§ **Data for processing**

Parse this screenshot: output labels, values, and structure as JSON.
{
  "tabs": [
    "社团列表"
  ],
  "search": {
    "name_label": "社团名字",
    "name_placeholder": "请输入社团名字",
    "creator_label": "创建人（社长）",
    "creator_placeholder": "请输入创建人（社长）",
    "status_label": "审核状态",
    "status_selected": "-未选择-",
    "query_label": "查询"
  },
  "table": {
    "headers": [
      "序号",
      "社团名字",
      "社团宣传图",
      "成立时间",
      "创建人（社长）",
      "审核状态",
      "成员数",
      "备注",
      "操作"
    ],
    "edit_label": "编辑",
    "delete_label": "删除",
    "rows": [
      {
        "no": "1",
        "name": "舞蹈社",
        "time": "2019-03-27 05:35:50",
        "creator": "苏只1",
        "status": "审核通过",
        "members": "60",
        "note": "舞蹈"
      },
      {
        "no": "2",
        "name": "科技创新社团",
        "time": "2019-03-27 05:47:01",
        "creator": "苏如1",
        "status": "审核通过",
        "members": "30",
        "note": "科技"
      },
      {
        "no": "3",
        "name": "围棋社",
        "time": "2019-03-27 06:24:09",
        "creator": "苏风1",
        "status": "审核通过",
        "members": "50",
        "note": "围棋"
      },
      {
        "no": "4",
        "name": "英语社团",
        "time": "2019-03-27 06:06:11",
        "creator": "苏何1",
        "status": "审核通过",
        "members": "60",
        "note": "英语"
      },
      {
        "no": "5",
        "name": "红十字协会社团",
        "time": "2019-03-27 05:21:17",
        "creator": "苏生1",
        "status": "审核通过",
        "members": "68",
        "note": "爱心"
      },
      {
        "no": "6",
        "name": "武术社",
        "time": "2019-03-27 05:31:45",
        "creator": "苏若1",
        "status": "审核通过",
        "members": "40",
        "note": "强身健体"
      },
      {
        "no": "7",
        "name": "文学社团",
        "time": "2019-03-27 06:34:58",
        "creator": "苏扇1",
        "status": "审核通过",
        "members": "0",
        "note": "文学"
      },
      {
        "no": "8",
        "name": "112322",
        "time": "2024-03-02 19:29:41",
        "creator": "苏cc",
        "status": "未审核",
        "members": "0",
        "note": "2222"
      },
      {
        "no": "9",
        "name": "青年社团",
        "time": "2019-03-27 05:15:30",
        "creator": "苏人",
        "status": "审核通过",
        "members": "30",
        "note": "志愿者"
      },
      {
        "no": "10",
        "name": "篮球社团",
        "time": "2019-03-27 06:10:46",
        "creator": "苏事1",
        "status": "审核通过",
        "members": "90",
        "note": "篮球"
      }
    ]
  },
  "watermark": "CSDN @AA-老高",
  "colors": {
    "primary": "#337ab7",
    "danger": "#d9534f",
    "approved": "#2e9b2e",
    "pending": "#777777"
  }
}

==

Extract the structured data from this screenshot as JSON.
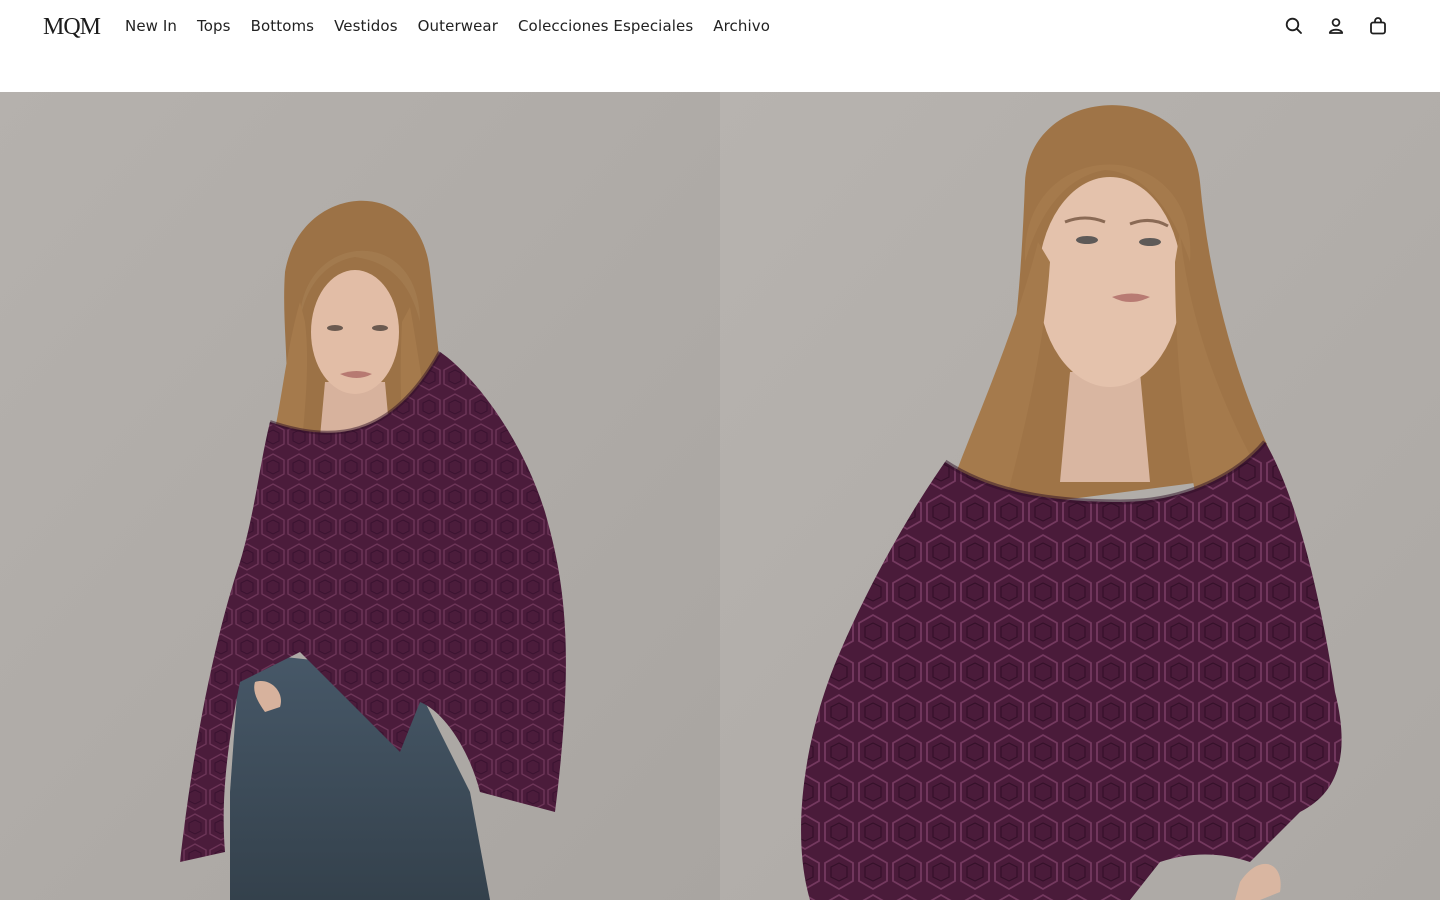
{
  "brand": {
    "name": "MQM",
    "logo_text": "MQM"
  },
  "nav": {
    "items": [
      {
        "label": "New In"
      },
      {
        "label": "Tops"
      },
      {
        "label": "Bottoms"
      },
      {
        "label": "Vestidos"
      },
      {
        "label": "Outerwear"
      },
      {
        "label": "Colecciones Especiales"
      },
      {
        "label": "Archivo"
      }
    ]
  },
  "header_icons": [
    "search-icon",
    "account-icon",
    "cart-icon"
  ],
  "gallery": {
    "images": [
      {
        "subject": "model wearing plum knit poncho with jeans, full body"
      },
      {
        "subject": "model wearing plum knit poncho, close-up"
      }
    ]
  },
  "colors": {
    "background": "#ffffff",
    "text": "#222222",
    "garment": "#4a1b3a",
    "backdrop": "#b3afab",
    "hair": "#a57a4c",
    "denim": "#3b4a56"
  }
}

§ **Short exercise**
From the data, pick out every line that includes "members".

§ **Exercise result**
        "members": "60",
        "members": "30",
        "members": "50",
        "members": "60",
        "members": "68",
        "members": "40",
        "members": "0",
        "members": "0",
        "members": "30",
        "members": "90",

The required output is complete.